WHAT THE TASK ASKS
List each line of the data that holds the string "Thrust".

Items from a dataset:
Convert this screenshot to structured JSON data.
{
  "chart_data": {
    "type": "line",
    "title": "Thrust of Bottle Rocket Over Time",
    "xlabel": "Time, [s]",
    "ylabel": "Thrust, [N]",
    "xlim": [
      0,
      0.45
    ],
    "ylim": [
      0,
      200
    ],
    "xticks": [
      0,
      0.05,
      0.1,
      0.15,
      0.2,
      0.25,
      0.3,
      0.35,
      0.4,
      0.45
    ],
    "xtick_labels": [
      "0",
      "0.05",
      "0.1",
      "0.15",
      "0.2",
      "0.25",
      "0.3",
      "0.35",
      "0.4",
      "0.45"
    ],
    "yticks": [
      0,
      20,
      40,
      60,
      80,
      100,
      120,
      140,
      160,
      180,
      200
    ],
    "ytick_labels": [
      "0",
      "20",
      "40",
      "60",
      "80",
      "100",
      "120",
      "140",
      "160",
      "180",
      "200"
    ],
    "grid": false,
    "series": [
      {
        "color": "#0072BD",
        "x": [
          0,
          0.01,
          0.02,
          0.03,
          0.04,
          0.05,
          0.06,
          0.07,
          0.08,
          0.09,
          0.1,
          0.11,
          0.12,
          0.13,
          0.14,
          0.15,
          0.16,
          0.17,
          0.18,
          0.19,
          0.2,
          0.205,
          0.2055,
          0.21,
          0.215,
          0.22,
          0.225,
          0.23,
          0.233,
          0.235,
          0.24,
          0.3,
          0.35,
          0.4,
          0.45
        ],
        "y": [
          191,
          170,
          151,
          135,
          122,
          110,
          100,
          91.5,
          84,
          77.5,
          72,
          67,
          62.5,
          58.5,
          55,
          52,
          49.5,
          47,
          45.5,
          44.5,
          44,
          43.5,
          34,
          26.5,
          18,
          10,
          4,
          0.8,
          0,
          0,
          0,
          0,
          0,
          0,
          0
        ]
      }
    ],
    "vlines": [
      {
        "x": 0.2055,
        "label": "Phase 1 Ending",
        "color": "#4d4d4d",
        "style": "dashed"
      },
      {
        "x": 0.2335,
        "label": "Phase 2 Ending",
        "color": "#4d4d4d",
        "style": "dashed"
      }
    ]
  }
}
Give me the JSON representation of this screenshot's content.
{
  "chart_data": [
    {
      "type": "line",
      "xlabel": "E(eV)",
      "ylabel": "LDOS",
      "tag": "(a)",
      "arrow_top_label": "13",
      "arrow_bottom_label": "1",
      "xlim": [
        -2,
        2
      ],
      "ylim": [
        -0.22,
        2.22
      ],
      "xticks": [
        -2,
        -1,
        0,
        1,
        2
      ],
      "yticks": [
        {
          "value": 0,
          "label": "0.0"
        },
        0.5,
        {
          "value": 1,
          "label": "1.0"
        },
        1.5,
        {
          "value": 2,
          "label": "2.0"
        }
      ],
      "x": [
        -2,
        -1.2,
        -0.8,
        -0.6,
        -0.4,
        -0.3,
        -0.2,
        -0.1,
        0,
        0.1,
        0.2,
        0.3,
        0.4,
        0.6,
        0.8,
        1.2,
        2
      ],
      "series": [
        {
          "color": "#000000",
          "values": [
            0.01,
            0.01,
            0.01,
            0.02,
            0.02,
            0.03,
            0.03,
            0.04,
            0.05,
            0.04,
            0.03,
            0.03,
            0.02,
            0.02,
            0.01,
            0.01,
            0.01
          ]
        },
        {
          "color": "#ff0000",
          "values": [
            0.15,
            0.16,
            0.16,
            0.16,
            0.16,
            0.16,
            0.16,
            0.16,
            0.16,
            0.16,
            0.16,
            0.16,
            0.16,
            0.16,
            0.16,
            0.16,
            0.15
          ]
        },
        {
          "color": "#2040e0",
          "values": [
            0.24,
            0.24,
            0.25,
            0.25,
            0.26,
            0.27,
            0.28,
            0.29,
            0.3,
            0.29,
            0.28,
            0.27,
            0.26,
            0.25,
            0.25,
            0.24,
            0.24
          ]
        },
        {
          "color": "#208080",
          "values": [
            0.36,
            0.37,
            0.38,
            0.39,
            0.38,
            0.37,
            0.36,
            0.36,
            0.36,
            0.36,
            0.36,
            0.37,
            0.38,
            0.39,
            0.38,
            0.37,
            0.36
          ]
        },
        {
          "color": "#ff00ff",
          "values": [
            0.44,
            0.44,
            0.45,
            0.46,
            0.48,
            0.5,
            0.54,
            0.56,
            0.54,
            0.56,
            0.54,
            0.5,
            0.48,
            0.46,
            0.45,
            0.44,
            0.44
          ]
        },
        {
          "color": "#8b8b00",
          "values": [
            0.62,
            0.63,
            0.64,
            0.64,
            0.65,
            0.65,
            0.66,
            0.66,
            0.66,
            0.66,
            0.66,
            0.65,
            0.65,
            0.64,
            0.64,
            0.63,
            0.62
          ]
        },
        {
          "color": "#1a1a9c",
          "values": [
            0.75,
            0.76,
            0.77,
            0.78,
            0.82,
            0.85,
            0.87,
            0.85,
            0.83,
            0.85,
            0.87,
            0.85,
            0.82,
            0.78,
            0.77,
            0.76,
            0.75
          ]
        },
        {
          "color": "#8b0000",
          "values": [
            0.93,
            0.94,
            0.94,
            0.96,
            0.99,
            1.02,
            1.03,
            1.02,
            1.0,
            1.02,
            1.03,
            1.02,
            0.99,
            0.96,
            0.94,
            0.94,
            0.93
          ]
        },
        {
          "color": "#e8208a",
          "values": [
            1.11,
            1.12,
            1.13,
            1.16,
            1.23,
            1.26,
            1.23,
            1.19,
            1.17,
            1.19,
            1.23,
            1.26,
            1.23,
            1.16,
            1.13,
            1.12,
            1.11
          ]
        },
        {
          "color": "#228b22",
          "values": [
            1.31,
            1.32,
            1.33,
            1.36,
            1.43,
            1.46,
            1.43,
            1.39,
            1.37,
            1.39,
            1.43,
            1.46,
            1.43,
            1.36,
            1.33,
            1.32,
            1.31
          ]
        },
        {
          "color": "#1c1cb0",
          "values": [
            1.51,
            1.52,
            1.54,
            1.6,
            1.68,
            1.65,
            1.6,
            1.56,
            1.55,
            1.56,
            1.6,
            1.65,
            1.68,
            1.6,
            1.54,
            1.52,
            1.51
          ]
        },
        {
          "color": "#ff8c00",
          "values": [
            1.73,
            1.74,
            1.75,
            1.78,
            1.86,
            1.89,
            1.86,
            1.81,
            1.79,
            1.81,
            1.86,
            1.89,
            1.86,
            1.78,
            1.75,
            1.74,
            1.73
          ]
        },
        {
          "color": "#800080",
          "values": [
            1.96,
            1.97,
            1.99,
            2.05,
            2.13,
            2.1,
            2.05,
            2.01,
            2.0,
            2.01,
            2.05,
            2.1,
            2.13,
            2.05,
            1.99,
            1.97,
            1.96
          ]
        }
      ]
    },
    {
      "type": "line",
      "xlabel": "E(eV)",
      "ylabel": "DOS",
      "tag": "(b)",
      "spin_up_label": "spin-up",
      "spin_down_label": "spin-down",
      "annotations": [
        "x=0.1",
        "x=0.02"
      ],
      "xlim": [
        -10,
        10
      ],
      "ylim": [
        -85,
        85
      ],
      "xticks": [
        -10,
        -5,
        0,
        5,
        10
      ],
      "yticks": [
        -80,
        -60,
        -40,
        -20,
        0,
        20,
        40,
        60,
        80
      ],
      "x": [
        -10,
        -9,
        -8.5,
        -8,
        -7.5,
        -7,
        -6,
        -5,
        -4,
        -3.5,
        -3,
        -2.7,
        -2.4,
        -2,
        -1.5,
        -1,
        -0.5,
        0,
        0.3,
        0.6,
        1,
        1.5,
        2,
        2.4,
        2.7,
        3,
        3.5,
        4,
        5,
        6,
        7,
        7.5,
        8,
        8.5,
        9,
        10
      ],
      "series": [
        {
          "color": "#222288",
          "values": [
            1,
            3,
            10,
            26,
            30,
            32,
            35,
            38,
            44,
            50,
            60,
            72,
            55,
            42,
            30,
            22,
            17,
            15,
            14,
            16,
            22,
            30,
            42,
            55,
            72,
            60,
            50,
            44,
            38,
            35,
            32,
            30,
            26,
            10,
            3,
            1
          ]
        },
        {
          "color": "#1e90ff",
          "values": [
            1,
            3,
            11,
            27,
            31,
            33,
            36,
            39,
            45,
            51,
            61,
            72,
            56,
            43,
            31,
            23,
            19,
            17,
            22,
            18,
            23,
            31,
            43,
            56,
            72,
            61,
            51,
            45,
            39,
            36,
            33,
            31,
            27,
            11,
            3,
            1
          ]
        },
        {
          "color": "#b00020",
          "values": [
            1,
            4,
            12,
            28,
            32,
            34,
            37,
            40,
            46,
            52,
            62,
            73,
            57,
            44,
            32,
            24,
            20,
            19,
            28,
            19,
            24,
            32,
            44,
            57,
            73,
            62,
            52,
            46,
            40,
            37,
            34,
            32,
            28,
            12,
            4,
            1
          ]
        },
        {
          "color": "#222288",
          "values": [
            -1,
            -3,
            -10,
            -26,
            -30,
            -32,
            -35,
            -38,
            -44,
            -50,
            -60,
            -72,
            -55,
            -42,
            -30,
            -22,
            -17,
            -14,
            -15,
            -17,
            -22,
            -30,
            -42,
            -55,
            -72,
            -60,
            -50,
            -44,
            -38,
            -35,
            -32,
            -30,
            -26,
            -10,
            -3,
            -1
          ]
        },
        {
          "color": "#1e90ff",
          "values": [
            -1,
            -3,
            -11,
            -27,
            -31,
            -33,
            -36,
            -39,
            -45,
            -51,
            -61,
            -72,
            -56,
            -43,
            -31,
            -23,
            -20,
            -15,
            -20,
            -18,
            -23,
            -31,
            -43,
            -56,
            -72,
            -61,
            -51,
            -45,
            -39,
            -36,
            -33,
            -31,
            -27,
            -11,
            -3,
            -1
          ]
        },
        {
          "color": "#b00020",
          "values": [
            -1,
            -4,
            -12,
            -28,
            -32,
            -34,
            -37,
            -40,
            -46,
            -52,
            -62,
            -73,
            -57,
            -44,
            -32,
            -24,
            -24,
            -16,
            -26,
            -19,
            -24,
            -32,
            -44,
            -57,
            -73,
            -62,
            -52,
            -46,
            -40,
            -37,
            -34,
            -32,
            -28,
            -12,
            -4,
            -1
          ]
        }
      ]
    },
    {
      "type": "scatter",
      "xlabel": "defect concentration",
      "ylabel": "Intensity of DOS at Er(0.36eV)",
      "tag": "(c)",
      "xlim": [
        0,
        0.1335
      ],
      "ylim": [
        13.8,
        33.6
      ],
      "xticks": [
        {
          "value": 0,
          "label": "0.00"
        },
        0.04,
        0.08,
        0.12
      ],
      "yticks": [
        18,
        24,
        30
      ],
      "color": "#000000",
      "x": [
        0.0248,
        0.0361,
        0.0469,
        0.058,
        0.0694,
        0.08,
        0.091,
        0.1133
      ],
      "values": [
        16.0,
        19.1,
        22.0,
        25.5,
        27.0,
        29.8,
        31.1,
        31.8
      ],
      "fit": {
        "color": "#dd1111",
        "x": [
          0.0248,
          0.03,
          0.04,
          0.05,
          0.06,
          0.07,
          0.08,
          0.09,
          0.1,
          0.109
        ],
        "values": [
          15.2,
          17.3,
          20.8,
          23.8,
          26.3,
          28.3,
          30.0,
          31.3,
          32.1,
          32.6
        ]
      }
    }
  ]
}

RIGHT ANSWER
    "title": "Thrust of Bottle Rocket Over Time",
    "ylabel": "Thrust, [N]",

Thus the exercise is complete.